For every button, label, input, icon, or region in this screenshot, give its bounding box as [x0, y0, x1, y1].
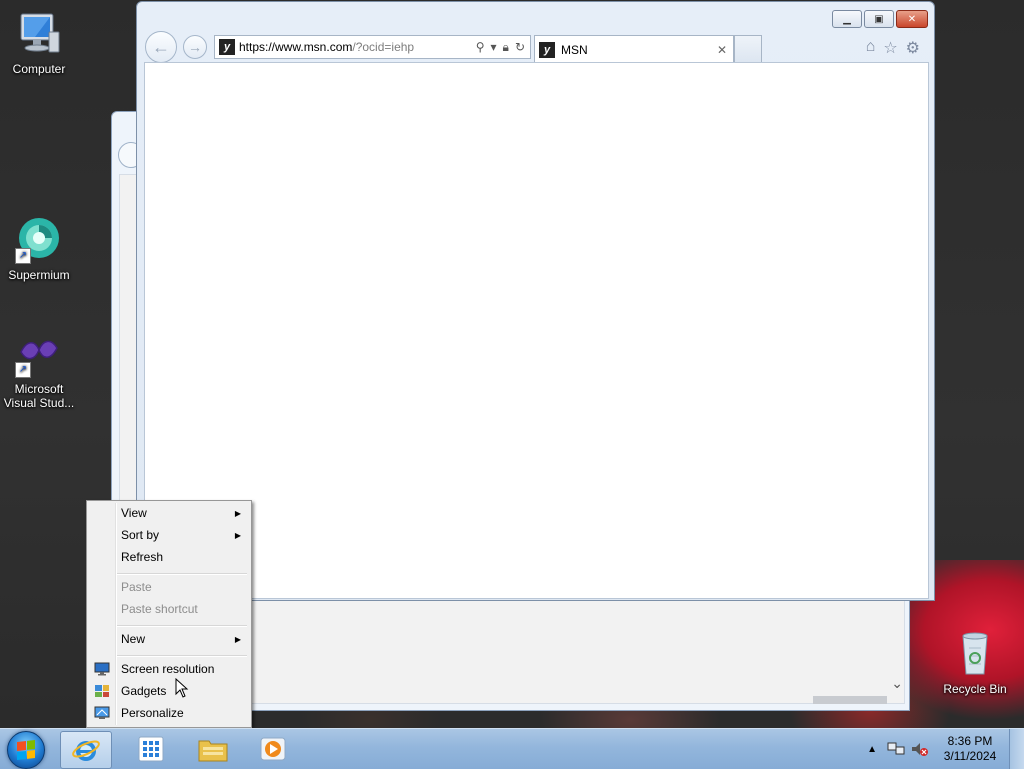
tab-close-icon[interactable]: ✕ [717, 43, 727, 57]
menu-item-view[interactable]: View ▶ [89, 502, 249, 524]
menu-item-gadgets[interactable]: Gadgets [89, 680, 249, 702]
menu-item-new[interactable]: New ▶ [89, 628, 249, 650]
taskbar-internet-explorer[interactable] [60, 731, 112, 769]
menu-item-sort-by[interactable]: Sort by ▶ [89, 524, 249, 546]
home-icon[interactable]: ⌂ [866, 38, 876, 58]
taskbar: ▲ 8:36 PM 3/11/2024 [0, 728, 1024, 769]
desktop-icon-visual-studio[interactable]: ↗ Microsoft Visual Stud... [0, 330, 79, 410]
submenu-arrow-icon: ▶ [234, 508, 241, 518]
shortcut-arrow-icon: ↗ [15, 362, 31, 378]
volume-muted-icon[interactable] [911, 741, 929, 757]
horizontal-scrollbar[interactable] [813, 696, 887, 704]
menu-separator [117, 625, 247, 627]
network-icon[interactable] [887, 741, 905, 757]
menu-item-paste-shortcut: Paste shortcut [121, 602, 198, 616]
tab-title: MSN [561, 42, 588, 57]
supermium-icon: ↗ [15, 216, 63, 264]
msn-favicon-icon: y [539, 41, 555, 58]
menu-separator [117, 573, 247, 575]
favorites-star-icon[interactable]: ☆ [883, 38, 897, 58]
system-tray: ▲ 8:36 PM 3/11/2024 [867, 729, 1024, 769]
personalize-icon [94, 706, 110, 719]
forward-button[interactable]: → [183, 35, 207, 59]
desktop-context-menu: View ▶ Sort by ▶ Refresh Paste Paste sho… [86, 500, 252, 728]
clock-time: 8:36 PM [947, 734, 993, 748]
recycle-bin-icon [951, 630, 999, 678]
menu-item-personalize[interactable]: Personalize [89, 702, 249, 724]
close-button[interactable]: ✕ [896, 10, 928, 28]
desktop-icon-label: Computer [12, 62, 66, 76]
desktop-icon-label: Microsoft Visual Stud... [3, 382, 75, 410]
mouse-cursor-icon [175, 678, 189, 698]
msn-favicon-icon: y [219, 39, 235, 55]
taskbar-file-explorer[interactable] [188, 731, 238, 767]
shortcut-arrow-icon: ↗ [15, 248, 31, 264]
window-controls: ▁ ▣ ✕ [832, 10, 928, 28]
menu-item-screen-resolution[interactable]: Screen resolution [89, 658, 249, 680]
gadgets-icon [95, 685, 109, 697]
media-player-icon [260, 737, 286, 761]
visual-studio-icon: ↗ [15, 330, 63, 378]
arrow-left-icon: ← [152, 36, 170, 57]
browser-window[interactable]: ▁ ▣ ✕ ← → y https://www.msn.com/?ocid=ie… [136, 1, 935, 601]
refresh-icon[interactable]: ↻ [515, 40, 525, 55]
clock-date: 3/11/2024 [943, 749, 997, 763]
arrow-right-icon: → [188, 39, 202, 55]
desktop-icon-recycle-bin[interactable]: Recycle Bin [935, 630, 1015, 696]
chevron-down-icon[interactable]: ⌄ [891, 675, 903, 692]
address-bar[interactable]: y https://www.msn.com/?ocid=iehp ⚲ ▾ 🔒︎ … [214, 35, 531, 59]
desktop-icon-label: Supermium [8, 268, 70, 282]
monitor-icon [94, 662, 110, 676]
desktop-icon-label: Recycle Bin [943, 682, 1007, 696]
back-button[interactable]: ← [145, 31, 177, 63]
folder-icon [198, 740, 228, 762]
submenu-arrow-icon: ▶ [234, 634, 241, 644]
menu-separator [117, 655, 247, 657]
menu-item-paste: Paste [121, 580, 152, 594]
url-host: https://www.msn.com [239, 40, 353, 54]
url-path: /?ocid=iehp [352, 40, 415, 54]
windows-logo-icon [17, 740, 35, 760]
maximize-button[interactable]: ▣ [864, 10, 894, 28]
menu-item-refresh[interactable]: Refresh [89, 546, 249, 568]
page-content[interactable] [144, 62, 929, 599]
desktop-icon-computer[interactable]: Computer [0, 10, 79, 76]
search-icon[interactable]: ⚲ [476, 40, 485, 55]
settings-gear-icon[interactable]: ⚙ [906, 38, 920, 58]
dropdown-icon[interactable]: ▾ [491, 40, 497, 55]
computer-icon [15, 10, 63, 58]
taskbar-start-grid[interactable] [126, 731, 176, 767]
tab-msn[interactable]: y MSN ✕ [534, 35, 734, 63]
internet-explorer-icon [72, 740, 100, 761]
browser-tools: ⌂ ☆ ⚙ [866, 38, 920, 58]
submenu-arrow-icon: ▶ [234, 530, 241, 540]
minimize-button[interactable]: ▁ [832, 10, 862, 28]
desktop-icon-supermium[interactable]: ↗ Supermium [0, 216, 79, 282]
clock[interactable]: 8:36 PM 3/11/2024 [935, 734, 1005, 764]
app-grid-icon [138, 736, 164, 762]
show-hidden-icons-icon[interactable]: ▲ [867, 744, 877, 755]
lock-icon[interactable]: 🔒︎ [503, 40, 509, 55]
show-desktop-button[interactable] [1009, 729, 1024, 769]
new-tab-button[interactable] [734, 35, 762, 62]
taskbar-media-player[interactable] [248, 731, 298, 767]
start-button[interactable] [7, 731, 45, 769]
==========
Reproduce the whole listing above line for line without any changes, leaving out the picture.

For every button, label, input, icon, or region in this screenshot, give its bounding box as [x0, y0, x1, y1].
tab-close-icon[interactable]: ✕ [717, 43, 727, 57]
menu-item-view[interactable]: View ▶ [89, 502, 249, 524]
menu-item-gadgets[interactable]: Gadgets [89, 680, 249, 702]
menu-item-new[interactable]: New ▶ [89, 628, 249, 650]
taskbar-internet-explorer[interactable] [60, 731, 112, 769]
menu-item-sort-by[interactable]: Sort by ▶ [89, 524, 249, 546]
home-icon[interactable]: ⌂ [866, 38, 876, 58]
taskbar: ▲ 8:36 PM 3/11/2024 [0, 728, 1024, 769]
desktop-icon-visual-studio[interactable]: ↗ Microsoft Visual Stud... [0, 330, 79, 410]
submenu-arrow-icon: ▶ [234, 508, 241, 518]
shortcut-arrow-icon: ↗ [15, 362, 31, 378]
volume-muted-icon[interactable] [911, 741, 929, 757]
horizontal-scrollbar[interactable] [813, 696, 887, 704]
menu-separator [117, 625, 247, 627]
network-icon[interactable] [887, 741, 905, 757]
menu-item-paste-shortcut: Paste shortcut [121, 602, 198, 616]
tab-title: MSN [561, 42, 588, 57]
supermium-icon: ↗ [15, 216, 63, 264]
msn-favicon-icon: y [539, 41, 555, 58]
menu-separator [117, 573, 247, 575]
favorites-star-icon[interactable]: ☆ [883, 38, 897, 58]
system-tray: ▲ 8:36 PM 3/11/2024 [867, 729, 1024, 769]
personalize-icon [94, 706, 110, 719]
forward-button[interactable]: → [183, 35, 207, 59]
desktop-context-menu: View ▶ Sort by ▶ Refresh Paste Paste sho… [86, 500, 252, 728]
clock-time: 8:36 PM [947, 734, 993, 748]
recycle-bin-icon [951, 630, 999, 678]
menu-item-personalize[interactable]: Personalize [89, 702, 249, 724]
close-button[interactable]: ✕ [896, 10, 928, 28]
desktop-icon-label: Computer [12, 62, 66, 76]
desktop-icon-label: Microsoft Visual Stud... [3, 382, 75, 410]
mouse-cursor-icon [175, 678, 189, 698]
msn-favicon-icon: y [219, 39, 235, 55]
taskbar-file-explorer[interactable] [188, 731, 238, 767]
shortcut-arrow-icon: ↗ [15, 248, 31, 264]
window-controls: ▁ ▣ ✕ [832, 10, 928, 28]
menu-item-screen-resolution[interactable]: Screen resolution [89, 658, 249, 680]
gadgets-icon [95, 685, 109, 697]
media-player-icon [260, 737, 286, 761]
visual-studio-icon: ↗ [15, 330, 63, 378]
arrow-left-icon: ← [152, 36, 170, 57]
browser-window[interactable]: ▁ ▣ ✕ ← → y https://www.msn.com/?ocid=ie… [136, 1, 935, 601]
refresh-icon[interactable]: ↻ [515, 40, 525, 55]
clock-date: 3/11/2024 [943, 749, 997, 763]
arrow-right-icon: → [188, 39, 202, 55]
desktop-icon-recycle-bin[interactable]: Recycle Bin [935, 630, 1015, 696]
chevron-down-icon[interactable]: ⌄ [891, 675, 903, 692]
address-bar[interactable]: y https://www.msn.com/?ocid=iehp ⚲ ▾ 🔒︎ … [214, 35, 531, 59]
desktop-icon-label: Supermium [8, 268, 70, 282]
monitor-icon [94, 662, 110, 676]
desktop-icon-label: Recycle Bin [943, 682, 1007, 696]
back-button[interactable]: ← [145, 31, 177, 63]
folder-icon [198, 740, 228, 762]
submenu-arrow-icon: ▶ [234, 634, 241, 644]
menu-separator [117, 655, 247, 657]
menu-item-paste: Paste [121, 580, 152, 594]
url-host: https://www.msn.com [239, 40, 353, 54]
url-path: /?ocid=iehp [352, 40, 415, 54]
windows-logo-icon [17, 740, 35, 760]
maximize-button[interactable]: ▣ [864, 10, 894, 28]
menu-item-refresh[interactable]: Refresh [89, 546, 249, 568]
page-content[interactable] [144, 62, 929, 599]
desktop-icon-computer[interactable]: Computer [0, 10, 79, 76]
search-icon[interactable]: ⚲ [476, 40, 485, 55]
settings-gear-icon[interactable]: ⚙ [906, 38, 920, 58]
dropdown-icon[interactable]: ▾ [491, 40, 497, 55]
computer-icon [15, 10, 63, 58]
taskbar-start-grid[interactable] [126, 731, 176, 767]
tab-msn[interactable]: y MSN ✕ [534, 35, 734, 63]
internet-explorer-icon [72, 740, 100, 761]
browser-tools: ⌂ ☆ ⚙ [866, 38, 920, 58]
submenu-arrow-icon: ▶ [234, 530, 241, 540]
minimize-button[interactable]: ▁ [832, 10, 862, 28]
desktop-icon-supermium[interactable]: ↗ Supermium [0, 216, 79, 282]
clock[interactable]: 8:36 PM 3/11/2024 [935, 734, 1005, 764]
app-grid-icon [138, 736, 164, 762]
show-hidden-icons-icon[interactable]: ▲ [867, 744, 877, 755]
lock-icon[interactable]: 🔒︎ [503, 40, 509, 55]
show-desktop-button[interactable] [1009, 729, 1024, 769]
new-tab-button[interactable] [734, 35, 762, 62]
taskbar-media-player[interactable] [248, 731, 298, 767]
start-button[interactable] [7, 731, 45, 769]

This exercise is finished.